(Stored records)
----------

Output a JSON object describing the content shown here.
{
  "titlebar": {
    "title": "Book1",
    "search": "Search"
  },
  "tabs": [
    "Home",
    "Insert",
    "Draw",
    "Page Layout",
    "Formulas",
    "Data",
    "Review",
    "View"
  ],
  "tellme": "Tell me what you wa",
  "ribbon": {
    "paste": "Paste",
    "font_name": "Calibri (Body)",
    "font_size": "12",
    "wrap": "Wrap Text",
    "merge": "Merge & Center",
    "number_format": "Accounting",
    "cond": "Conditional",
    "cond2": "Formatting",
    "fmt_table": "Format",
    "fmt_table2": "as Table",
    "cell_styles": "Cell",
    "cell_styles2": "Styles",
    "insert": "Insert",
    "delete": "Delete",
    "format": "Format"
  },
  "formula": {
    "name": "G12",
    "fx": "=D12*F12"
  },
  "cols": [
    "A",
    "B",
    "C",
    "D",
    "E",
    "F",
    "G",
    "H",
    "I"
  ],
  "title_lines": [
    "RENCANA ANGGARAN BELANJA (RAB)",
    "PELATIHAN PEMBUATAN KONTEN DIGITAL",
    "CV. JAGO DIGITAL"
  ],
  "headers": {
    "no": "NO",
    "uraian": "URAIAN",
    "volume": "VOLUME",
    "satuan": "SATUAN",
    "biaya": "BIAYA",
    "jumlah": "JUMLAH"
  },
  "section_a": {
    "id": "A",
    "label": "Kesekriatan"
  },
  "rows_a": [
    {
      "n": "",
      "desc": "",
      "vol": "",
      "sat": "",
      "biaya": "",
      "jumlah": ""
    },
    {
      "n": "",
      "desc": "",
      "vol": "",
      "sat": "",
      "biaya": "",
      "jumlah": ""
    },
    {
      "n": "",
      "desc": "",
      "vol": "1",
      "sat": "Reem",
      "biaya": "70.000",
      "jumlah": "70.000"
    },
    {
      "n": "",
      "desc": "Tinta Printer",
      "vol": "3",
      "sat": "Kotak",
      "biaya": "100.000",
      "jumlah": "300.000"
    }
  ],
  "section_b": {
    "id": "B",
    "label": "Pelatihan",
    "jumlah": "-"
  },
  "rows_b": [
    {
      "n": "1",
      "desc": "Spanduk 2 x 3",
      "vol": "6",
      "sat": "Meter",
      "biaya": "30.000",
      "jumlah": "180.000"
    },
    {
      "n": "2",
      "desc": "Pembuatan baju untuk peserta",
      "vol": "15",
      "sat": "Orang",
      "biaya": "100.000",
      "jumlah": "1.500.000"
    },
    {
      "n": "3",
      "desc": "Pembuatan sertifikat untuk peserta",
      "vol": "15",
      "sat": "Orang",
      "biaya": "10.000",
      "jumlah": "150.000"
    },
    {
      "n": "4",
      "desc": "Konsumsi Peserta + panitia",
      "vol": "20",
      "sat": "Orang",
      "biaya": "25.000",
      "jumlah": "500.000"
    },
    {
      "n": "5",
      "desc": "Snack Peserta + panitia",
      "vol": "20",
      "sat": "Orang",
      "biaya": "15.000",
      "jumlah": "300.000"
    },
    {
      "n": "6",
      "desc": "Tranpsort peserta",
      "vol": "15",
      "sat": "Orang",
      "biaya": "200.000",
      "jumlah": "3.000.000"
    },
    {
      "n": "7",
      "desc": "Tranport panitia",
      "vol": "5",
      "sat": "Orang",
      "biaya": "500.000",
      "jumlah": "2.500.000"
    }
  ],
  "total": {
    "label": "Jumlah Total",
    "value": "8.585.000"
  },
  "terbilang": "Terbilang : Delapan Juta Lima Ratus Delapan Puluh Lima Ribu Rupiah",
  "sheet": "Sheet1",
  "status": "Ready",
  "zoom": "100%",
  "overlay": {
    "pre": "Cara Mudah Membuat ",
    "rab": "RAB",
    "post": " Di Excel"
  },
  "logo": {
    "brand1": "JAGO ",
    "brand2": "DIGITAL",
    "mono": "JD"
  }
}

----------

Identify which lines contain the word "panitia" and copy each one.

      "desc": "Konsumsi Peserta + panitia",
      "desc": "Snack Peserta + panitia",
      "desc": "Tranport panitia",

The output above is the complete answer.